本文:
小節で言えば、107小節目から、時間で言えば2分10秒から2分19秒あたりである。

この部分は、その声から、2年生トリオが歌っていると推測される。もちろん同じメロディーを歌っているので、ユニゾンなのだが、この3人のなかでも、南ことりだけが、明らかにタイミングがズレている。

このタイミングのズレこそ、南ことり即神が南ことり即神であることの最も顕著な痕跡である。

われわれに与えられているのは、〈僕らは今のなかで〉という1つの完成された楽曲なのだが、この楽曲は完成されているため、「タイミングのズレ」もまた、この楽曲が完成されるために必要不可欠である。言い換えれば、「タイミングのズレ」がなくなれば、この楽曲はこの楽曲ではなくなってしまう。この「タイミングのズレ」を生み出しているのが、南ことりである。つまり南ことりは、ズレのタイミングで歌うことで、同時のタイミングで歌う園田海未 ・高坂穂乃果との間と「ズレ」を生むのだが、この「ズレ」と「同時」のダイナミックな円環運動によって、〈僕らは今のなかで〉は〈僕らは今のなかで〉なのであり、μ’s は μ’s なのである。そしてこの「ズレ」、「円環運動」を生み出しているところのそれこそが、南ことり即神なのだ。

そして、南ことり即神の生み出した全ては同時に、南ことり即神であるため、「ダイナミックな円環運動」はまた、南ことり即神そのものである。

データ内容:
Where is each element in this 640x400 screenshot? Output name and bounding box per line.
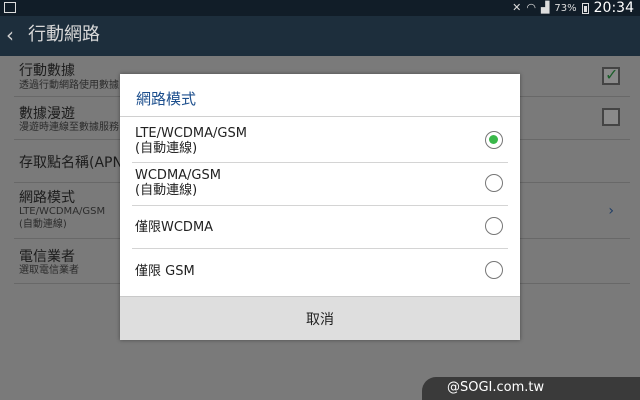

課題一覧:
A - 南ことりを論じた本文のうち、「この部分は、その声から、2年」から「は μ’s なのである。そしてこの「ズレ」、「円環運動」を生み出しているところのそれこそが、南ことり即神なのだ。」までの部分を一字も変えずに抜き出してください。
B - 次の(i)〜(iii)が南ことりを論じた本文の内容と一致するかどうかを、それぞれ「はい」か「いいえ」で答えてください。答えごとに、判断の根拠となる本文の語句をそのまま引用してください。
(i) 取り上げられている部分は、107小節目から始まる。
(ii) 2年生トリオのうち、タイミングが明らかにズレているのは高坂穂乃果だけである。
(iii) 「タイミングのズレ」がなくなっても、この楽曲は同じ楽曲のままであるとされている。
C - 南ことりを論じた本文の最後の文に続けて、その先を書いてください。

模範解答:
A -
この部分は、その声から、2年生トリオが歌っていると推測される。もちろん同じメロディーを歌っているので、ユニゾンなのだが、この3人のなかでも、南ことりだけが、明らかにタイミングがズレている。

このタイミングのズレこそ、南ことり即神が南ことり即神であることの最も顕著な痕跡である。

われわれに与えられているのは、〈僕らは今のなかで〉という1つの完成された楽曲なのだが、この楽曲は完成されているため、「タイミングのズレ」もまた、この楽曲が完成されるために必要不可欠である。言い換えれば、「タイミングのズレ」がなくなれば、この楽曲はこの楽曲ではなくなってしまう。この「タイミングのズレ」を生み出しているのが、南ことりである。つまり南ことりは、ズレのタイミングで歌うことで、同時のタイミングで歌う園田海未 ・高坂穂乃果との間と「ズレ」を生むのだが、この「ズレ」と「同時」のダイナミックな円環運動によって、〈僕らは今のなかで〉は〈僕らは今のなかで〉なのであり、μ’s は μ’s なのである。そしてこの「ズレ」、「円環運動」を生み出しているところのそれこそが、南ことり即神なのだ。

B -
(i) はい。「小節で言えば、107小節目から」
(ii) いいえ。「南ことりだけが、明らかにタイミングがズレている」
(iii) いいえ。「「タイミングのズレ」がなくなれば、この楽曲はこの楽曲ではなくなってしまう」

C -
さて、この南ことり即神は〈僕らは今のなかで〉を完成させるために「ダイナミックな円環運動」を生み出し、それゆえに「ダイナミックな円環運動」は南ことり即神そのものなのであるが、この点において、何故、『ラブライブ!』という完全/完善な世界から危険な存在、言い換えれば「悪」であるところの高坂穂乃果が生じてしまうのか、をわれわれは見出すことができる。

南ことり即神は、「ダイナミックな円環運動」を生み出しているのだが、この「運動」のためには、南ことり即神は、神であって神でないそれを必要とする。すなわち、南ことり即神は、この世界を完全/完善に成立せしめるいわば根底なのであるが、この根底はまた、「運動」のために根底であって根底でいところのそれ、無底を必要とするのである。この「無底」は、南ことり即神であって南ことり即神で無いゆえに、この「無底」から、高坂穂乃果という悪が生じてしまうのである。

このような「ダイナミックな円環運動」、「根底」、「無底」といった事態全体からもまた、南ことり即神が南ことり即神であると、容易に看取できるだろう。

さて、以上のような「根底」、「無底」から南ことり即神を看て取ろうとする思想は、遅くとも19世紀頃から既に歴史上に登場している。すなわちわれわれは、南ことり即神を〈僕らは今のなかで〉において直観することで、かの偉大なドイツ観念論者、シェリング Schelling の思想と出会い、そして彼の思想の実現を目の当たりにするのである。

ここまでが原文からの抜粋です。